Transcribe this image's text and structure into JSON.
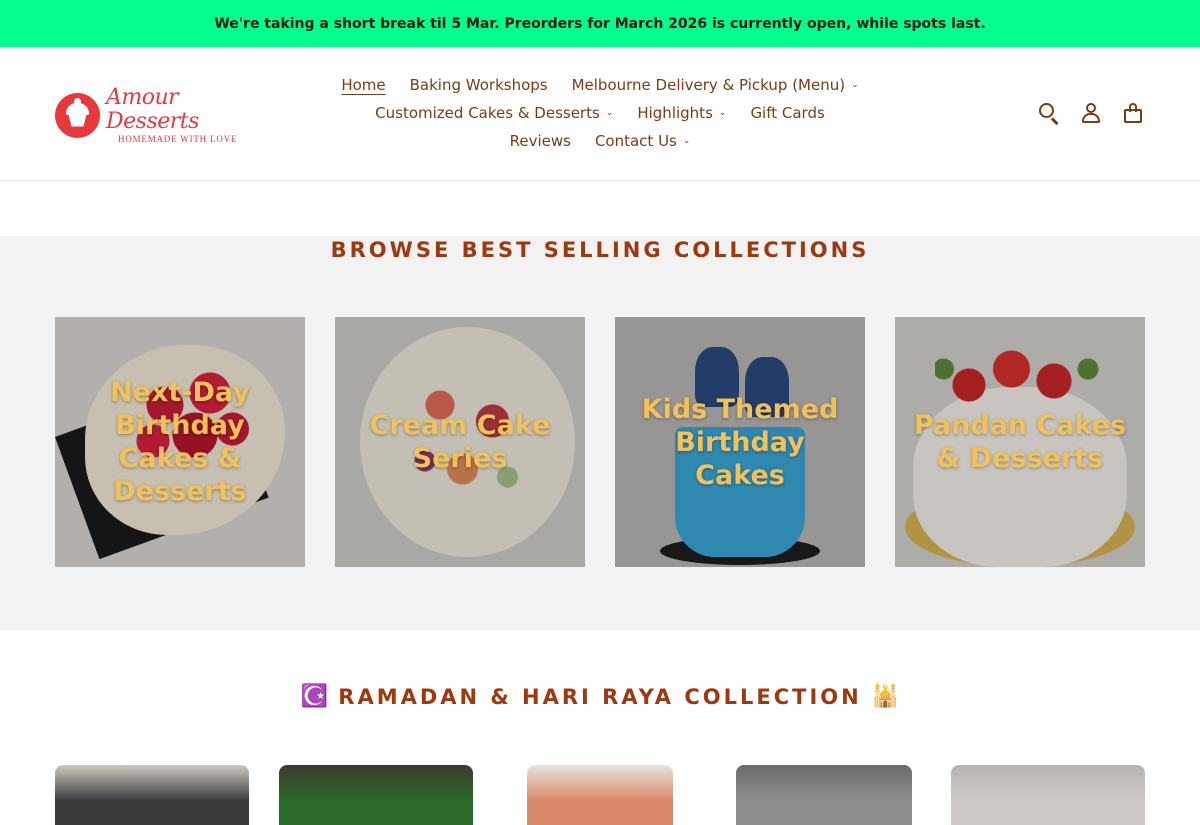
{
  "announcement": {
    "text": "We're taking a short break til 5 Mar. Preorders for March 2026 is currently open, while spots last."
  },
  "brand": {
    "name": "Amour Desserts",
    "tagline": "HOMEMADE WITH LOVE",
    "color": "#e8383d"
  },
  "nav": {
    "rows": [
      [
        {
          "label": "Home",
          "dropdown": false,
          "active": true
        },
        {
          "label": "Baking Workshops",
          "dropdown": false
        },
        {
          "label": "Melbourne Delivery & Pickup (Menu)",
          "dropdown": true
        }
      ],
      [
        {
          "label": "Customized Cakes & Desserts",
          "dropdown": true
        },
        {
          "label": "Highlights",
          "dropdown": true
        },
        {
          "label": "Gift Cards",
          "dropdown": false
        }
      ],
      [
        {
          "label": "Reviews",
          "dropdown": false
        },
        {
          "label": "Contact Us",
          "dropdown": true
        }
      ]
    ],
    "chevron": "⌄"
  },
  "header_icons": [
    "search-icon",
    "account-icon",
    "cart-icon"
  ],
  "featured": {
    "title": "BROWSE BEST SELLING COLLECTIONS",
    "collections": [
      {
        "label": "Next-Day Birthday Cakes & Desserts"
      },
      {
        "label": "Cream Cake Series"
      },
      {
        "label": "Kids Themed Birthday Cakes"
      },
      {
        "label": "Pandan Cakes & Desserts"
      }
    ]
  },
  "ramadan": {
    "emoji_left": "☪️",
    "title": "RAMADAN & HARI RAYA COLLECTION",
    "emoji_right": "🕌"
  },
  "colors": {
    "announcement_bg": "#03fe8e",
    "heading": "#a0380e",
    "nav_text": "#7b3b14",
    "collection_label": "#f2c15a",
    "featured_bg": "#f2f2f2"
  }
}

—————

_Your goal_.
Transcribe all of the records above character for character. Exclude the pictures.

_Expected answer_.
Transcribe this image's text and structure into JSON.
{
  "announcement": {
    "text": "We're taking a short break til 5 Mar. Preorders for March 2026 is currently open, while spots last."
  },
  "brand": {
    "name": "Amour Desserts",
    "tagline": "HOMEMADE WITH LOVE",
    "color": "#e8383d"
  },
  "nav": {
    "rows": [
      [
        {
          "label": "Home",
          "dropdown": false,
          "active": true
        },
        {
          "label": "Baking Workshops",
          "dropdown": false
        },
        {
          "label": "Melbourne Delivery & Pickup (Menu)",
          "dropdown": true
        }
      ],
      [
        {
          "label": "Customized Cakes & Desserts",
          "dropdown": true
        },
        {
          "label": "Highlights",
          "dropdown": true
        },
        {
          "label": "Gift Cards",
          "dropdown": false
        }
      ],
      [
        {
          "label": "Reviews",
          "dropdown": false
        },
        {
          "label": "Contact Us",
          "dropdown": true
        }
      ]
    ],
    "chevron": "⌄"
  },
  "header_icons": [
    "search-icon",
    "account-icon",
    "cart-icon"
  ],
  "featured": {
    "title": "BROWSE BEST SELLING COLLECTIONS",
    "collections": [
      {
        "label": "Next-Day Birthday Cakes & Desserts"
      },
      {
        "label": "Cream Cake Series"
      },
      {
        "label": "Kids Themed Birthday Cakes"
      },
      {
        "label": "Pandan Cakes & Desserts"
      }
    ]
  },
  "ramadan": {
    "emoji_left": "☪️",
    "title": "RAMADAN & HARI RAYA COLLECTION",
    "emoji_right": "🕌"
  },
  "colors": {
    "announcement_bg": "#03fe8e",
    "heading": "#a0380e",
    "nav_text": "#7b3b14",
    "collection_label": "#f2c15a",
    "featured_bg": "#f2f2f2"
  }
}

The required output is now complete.